**Stated exercise:** Here are some records; copy every line that holds the word "image".

**Input rows:**
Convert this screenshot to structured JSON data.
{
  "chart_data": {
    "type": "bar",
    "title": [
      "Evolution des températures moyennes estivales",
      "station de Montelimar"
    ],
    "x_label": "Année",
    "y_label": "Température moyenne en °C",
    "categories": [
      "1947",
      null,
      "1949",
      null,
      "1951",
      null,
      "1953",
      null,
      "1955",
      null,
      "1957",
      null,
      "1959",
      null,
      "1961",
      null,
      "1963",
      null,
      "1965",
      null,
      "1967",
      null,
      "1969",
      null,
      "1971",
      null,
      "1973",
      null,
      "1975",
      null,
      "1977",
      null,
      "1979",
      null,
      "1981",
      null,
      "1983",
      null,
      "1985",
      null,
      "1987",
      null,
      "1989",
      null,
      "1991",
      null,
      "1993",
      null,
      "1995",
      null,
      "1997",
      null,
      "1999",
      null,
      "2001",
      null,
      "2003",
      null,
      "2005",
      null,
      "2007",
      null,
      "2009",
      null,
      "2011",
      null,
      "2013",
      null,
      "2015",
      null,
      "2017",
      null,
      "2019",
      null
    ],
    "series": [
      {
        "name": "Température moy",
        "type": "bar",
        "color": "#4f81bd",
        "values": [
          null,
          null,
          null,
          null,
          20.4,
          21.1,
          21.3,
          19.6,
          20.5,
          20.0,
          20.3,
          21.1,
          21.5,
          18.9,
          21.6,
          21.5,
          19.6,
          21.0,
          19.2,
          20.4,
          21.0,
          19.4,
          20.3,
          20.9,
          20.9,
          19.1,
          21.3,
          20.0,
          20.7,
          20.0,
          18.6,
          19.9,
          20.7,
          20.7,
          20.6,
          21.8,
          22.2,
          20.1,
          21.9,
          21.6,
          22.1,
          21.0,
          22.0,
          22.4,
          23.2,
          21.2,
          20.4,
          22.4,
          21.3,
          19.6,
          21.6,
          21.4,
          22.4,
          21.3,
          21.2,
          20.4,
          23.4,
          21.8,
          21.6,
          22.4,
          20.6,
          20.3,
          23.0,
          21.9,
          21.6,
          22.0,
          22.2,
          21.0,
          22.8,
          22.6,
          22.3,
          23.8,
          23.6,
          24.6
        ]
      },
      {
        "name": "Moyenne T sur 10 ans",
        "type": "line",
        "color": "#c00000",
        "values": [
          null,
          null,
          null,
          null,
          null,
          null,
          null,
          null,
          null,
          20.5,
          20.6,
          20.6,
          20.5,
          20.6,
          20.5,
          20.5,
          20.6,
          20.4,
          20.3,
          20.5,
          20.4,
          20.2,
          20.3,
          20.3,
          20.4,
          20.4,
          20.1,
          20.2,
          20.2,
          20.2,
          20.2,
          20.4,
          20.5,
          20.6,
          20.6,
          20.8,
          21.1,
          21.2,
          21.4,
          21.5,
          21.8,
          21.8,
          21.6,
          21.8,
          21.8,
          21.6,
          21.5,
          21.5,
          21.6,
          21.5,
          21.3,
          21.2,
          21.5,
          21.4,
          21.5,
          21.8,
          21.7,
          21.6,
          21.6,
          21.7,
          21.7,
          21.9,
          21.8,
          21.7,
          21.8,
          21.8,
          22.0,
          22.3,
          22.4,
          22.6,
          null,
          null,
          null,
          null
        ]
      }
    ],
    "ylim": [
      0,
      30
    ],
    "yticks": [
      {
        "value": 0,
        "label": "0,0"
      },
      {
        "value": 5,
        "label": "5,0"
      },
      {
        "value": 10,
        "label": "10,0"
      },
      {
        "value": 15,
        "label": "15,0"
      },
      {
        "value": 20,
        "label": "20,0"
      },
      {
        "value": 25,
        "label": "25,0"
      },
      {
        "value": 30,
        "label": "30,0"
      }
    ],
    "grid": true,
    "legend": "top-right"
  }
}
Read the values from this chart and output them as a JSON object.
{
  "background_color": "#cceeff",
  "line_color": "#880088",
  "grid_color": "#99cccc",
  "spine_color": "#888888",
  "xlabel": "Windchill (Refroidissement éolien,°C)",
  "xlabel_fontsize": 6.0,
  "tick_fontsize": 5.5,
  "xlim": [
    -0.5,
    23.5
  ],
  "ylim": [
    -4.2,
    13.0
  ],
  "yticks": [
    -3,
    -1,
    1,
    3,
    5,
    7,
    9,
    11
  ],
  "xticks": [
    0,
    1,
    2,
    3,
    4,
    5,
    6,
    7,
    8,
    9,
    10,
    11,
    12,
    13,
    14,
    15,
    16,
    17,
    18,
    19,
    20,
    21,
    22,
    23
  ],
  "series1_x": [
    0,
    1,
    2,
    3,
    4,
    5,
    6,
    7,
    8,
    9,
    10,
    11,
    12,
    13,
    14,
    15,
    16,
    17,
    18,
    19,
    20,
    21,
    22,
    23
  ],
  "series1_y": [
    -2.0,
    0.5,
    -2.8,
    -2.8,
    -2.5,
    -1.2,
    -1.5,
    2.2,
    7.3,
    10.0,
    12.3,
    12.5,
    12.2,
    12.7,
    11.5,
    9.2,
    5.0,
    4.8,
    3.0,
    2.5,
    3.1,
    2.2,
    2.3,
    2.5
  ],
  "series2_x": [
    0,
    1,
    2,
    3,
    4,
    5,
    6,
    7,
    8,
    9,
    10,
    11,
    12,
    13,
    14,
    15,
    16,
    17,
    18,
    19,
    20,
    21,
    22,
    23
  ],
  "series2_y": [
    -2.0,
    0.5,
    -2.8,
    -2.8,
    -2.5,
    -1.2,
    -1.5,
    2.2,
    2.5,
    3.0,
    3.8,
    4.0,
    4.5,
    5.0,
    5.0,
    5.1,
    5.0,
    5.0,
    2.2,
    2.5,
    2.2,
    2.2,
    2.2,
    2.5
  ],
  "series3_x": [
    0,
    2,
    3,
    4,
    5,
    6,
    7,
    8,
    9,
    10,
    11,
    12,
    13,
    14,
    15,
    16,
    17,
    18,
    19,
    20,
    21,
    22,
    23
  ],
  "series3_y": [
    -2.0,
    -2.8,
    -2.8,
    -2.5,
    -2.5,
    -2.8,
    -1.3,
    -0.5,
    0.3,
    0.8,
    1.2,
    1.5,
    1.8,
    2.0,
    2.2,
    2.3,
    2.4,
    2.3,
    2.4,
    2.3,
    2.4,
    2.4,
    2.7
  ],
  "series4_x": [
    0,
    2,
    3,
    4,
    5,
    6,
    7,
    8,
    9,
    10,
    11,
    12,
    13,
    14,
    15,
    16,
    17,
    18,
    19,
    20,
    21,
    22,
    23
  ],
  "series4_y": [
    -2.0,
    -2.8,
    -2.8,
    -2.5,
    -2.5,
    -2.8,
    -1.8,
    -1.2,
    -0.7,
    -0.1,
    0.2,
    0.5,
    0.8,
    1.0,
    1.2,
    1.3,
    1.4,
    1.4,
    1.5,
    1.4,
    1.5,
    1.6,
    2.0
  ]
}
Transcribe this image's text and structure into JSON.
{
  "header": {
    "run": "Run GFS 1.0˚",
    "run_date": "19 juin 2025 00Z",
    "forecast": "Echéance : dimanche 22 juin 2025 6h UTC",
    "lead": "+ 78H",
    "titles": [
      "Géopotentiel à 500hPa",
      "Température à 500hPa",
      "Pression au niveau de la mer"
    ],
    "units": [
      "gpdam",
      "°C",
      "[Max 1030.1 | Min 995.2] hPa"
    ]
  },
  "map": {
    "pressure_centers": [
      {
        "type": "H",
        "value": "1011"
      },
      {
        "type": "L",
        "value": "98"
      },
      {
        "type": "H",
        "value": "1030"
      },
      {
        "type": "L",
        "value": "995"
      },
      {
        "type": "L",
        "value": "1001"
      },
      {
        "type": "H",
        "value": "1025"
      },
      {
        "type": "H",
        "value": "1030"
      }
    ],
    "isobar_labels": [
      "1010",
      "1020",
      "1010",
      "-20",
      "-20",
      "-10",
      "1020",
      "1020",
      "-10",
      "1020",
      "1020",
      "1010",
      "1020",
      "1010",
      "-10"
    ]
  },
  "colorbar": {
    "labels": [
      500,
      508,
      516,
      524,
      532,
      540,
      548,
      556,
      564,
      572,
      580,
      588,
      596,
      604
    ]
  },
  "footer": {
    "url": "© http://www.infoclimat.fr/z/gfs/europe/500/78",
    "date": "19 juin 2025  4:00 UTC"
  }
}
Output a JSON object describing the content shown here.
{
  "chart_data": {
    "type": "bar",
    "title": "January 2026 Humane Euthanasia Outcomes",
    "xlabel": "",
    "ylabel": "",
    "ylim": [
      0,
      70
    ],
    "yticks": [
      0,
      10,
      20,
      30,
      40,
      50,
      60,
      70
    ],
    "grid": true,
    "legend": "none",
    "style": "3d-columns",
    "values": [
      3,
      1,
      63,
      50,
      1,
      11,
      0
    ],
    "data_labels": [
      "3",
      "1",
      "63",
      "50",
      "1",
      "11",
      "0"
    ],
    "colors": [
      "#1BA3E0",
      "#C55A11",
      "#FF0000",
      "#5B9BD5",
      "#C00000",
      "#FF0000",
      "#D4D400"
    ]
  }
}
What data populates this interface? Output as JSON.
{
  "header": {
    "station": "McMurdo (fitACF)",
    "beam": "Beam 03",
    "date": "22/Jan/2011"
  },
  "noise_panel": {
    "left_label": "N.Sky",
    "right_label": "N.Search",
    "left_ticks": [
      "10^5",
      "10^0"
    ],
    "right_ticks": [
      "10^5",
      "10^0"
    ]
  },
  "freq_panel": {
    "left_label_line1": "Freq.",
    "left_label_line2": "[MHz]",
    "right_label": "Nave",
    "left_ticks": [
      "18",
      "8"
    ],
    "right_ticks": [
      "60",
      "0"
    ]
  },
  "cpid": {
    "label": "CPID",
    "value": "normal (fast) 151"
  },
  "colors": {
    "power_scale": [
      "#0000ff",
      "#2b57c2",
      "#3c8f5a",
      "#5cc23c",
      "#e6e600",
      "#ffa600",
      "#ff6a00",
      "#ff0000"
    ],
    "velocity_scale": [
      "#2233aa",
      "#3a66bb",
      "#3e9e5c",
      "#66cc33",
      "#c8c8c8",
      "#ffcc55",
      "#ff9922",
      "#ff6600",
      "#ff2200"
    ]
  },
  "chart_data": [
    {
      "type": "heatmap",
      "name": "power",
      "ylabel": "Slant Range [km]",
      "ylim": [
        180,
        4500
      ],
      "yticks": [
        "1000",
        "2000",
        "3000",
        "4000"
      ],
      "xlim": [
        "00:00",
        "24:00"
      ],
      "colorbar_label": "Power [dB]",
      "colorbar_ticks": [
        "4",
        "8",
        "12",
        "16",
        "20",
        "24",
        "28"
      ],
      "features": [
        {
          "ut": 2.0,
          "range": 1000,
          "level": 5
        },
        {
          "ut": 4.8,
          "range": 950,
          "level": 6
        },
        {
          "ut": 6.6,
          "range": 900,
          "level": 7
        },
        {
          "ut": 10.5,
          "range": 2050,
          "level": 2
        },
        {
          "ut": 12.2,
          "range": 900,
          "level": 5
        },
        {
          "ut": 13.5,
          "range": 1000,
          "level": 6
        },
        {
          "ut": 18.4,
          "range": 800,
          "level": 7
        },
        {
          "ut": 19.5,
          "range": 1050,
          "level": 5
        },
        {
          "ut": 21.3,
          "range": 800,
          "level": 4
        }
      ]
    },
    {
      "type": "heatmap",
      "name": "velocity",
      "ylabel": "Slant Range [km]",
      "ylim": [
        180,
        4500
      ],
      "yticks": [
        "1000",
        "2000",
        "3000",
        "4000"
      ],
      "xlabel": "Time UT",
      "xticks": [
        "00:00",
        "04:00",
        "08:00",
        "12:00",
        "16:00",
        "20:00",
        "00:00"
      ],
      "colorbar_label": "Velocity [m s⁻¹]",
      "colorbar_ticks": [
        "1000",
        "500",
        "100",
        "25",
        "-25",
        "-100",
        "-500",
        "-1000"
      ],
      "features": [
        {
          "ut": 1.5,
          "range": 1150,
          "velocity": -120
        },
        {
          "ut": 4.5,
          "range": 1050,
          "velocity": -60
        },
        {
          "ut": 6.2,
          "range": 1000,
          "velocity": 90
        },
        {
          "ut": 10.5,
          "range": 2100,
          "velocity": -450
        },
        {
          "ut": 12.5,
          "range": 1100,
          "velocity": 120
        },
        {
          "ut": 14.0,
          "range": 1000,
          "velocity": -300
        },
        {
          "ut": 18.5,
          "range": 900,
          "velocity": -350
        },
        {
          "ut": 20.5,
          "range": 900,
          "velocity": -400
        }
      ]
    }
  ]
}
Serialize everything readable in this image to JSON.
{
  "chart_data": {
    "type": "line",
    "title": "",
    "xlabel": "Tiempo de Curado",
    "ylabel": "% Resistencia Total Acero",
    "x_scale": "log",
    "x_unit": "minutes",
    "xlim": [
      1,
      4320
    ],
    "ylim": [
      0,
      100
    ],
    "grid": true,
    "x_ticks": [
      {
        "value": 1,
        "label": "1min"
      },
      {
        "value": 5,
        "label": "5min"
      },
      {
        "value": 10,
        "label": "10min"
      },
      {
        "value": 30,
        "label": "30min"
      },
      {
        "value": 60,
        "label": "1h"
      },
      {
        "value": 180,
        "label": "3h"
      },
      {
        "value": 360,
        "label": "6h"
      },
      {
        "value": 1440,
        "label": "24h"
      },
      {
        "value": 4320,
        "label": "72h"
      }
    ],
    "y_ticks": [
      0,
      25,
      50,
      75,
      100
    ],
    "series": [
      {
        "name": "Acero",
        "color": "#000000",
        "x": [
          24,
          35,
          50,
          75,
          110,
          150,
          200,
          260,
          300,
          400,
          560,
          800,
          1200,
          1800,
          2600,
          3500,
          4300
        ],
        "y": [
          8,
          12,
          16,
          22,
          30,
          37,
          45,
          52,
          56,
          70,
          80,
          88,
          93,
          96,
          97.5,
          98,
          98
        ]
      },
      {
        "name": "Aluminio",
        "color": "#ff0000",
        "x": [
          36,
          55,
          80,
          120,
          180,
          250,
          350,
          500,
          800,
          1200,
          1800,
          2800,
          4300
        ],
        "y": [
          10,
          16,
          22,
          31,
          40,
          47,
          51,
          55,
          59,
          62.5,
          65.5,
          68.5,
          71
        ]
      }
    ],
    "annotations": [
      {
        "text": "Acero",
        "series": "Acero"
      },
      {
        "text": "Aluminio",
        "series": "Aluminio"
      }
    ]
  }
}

**Worked solution:**
Transcribe this image's text and structure into JSON.
Serialize everything readable in this image to JSON.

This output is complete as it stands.